[RECORD LIST]:
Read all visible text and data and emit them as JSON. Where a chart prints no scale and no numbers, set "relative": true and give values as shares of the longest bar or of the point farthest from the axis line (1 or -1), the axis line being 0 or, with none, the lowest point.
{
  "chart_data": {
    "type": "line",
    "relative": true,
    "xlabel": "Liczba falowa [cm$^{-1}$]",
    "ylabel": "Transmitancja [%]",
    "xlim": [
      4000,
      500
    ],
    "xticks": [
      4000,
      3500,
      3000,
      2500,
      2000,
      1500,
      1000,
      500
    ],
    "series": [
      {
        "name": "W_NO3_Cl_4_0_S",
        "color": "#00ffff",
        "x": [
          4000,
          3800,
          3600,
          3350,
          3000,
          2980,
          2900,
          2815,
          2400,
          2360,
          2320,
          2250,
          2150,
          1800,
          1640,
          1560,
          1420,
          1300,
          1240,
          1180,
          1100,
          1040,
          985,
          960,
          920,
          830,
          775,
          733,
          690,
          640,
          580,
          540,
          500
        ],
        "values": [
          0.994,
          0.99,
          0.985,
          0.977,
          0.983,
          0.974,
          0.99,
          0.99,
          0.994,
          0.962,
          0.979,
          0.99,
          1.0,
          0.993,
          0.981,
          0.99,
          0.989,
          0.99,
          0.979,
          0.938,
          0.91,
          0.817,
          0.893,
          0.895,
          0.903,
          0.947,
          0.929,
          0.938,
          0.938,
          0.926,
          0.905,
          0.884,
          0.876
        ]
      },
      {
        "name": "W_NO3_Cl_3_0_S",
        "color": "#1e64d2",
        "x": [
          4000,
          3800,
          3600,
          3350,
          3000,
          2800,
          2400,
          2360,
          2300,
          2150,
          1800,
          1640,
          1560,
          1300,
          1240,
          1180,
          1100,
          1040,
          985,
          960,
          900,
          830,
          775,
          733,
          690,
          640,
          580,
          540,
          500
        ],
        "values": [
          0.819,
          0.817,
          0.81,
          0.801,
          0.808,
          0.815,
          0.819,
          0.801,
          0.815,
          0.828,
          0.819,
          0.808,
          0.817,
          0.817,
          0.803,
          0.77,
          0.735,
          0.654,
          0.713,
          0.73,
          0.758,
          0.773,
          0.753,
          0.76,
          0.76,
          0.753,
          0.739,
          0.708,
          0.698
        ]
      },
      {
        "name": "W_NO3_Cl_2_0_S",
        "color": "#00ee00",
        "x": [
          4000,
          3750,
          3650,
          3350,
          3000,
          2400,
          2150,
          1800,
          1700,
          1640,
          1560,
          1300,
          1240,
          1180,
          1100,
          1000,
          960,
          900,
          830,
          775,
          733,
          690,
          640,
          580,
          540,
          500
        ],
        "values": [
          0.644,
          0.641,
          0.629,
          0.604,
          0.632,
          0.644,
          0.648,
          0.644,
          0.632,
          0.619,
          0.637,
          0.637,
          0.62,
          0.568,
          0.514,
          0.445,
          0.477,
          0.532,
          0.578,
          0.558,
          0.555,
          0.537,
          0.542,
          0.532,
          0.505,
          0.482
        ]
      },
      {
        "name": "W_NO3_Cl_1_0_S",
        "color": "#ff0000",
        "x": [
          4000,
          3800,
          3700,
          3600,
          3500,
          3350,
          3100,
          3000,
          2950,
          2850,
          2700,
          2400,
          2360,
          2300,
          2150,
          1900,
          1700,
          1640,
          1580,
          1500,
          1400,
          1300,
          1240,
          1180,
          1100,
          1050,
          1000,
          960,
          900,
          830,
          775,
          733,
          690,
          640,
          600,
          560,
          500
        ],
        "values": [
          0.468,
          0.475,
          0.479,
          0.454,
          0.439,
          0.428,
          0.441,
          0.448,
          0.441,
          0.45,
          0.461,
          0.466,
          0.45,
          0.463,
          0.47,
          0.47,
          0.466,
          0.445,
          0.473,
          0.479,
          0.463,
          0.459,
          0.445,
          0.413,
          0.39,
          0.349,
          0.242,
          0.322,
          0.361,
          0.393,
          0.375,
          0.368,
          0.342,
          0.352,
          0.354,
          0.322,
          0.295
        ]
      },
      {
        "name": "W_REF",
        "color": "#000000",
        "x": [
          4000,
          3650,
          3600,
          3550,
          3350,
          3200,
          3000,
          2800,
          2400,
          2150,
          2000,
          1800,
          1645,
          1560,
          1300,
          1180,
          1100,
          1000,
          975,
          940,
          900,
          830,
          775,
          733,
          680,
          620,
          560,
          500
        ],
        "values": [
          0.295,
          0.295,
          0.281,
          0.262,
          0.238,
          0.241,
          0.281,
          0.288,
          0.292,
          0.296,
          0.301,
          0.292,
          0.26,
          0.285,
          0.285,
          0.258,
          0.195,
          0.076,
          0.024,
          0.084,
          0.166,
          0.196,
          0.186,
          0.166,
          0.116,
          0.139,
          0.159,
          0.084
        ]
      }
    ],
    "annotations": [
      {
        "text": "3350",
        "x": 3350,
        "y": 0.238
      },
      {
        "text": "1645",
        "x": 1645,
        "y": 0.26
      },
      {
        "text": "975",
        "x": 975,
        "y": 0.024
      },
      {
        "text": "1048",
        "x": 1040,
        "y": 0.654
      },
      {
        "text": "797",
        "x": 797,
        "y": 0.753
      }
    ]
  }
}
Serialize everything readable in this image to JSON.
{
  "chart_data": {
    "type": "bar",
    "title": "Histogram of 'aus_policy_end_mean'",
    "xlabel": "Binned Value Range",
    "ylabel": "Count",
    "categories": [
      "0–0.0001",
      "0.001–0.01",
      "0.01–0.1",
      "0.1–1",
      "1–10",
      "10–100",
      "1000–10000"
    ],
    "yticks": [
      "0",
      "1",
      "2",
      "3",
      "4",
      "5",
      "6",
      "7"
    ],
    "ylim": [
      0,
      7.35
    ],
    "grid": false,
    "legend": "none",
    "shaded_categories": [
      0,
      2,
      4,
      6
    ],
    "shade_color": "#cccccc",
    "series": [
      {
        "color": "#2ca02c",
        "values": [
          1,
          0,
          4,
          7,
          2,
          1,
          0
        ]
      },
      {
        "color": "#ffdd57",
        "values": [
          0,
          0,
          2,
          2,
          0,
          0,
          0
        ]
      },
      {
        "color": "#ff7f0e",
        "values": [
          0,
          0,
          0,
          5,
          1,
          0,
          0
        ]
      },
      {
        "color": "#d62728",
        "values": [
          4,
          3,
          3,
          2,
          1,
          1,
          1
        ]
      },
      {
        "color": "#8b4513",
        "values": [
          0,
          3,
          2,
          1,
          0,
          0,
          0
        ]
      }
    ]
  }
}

[TASK DIRECTIONS]:
Check each line of the entries above, and show every one holding the word "xlabel".

[ANSWER BELOW]:
    "xlabel": "Liczba falowa [cm$^{-1}$]",
    "xlabel": "Binned Value Range",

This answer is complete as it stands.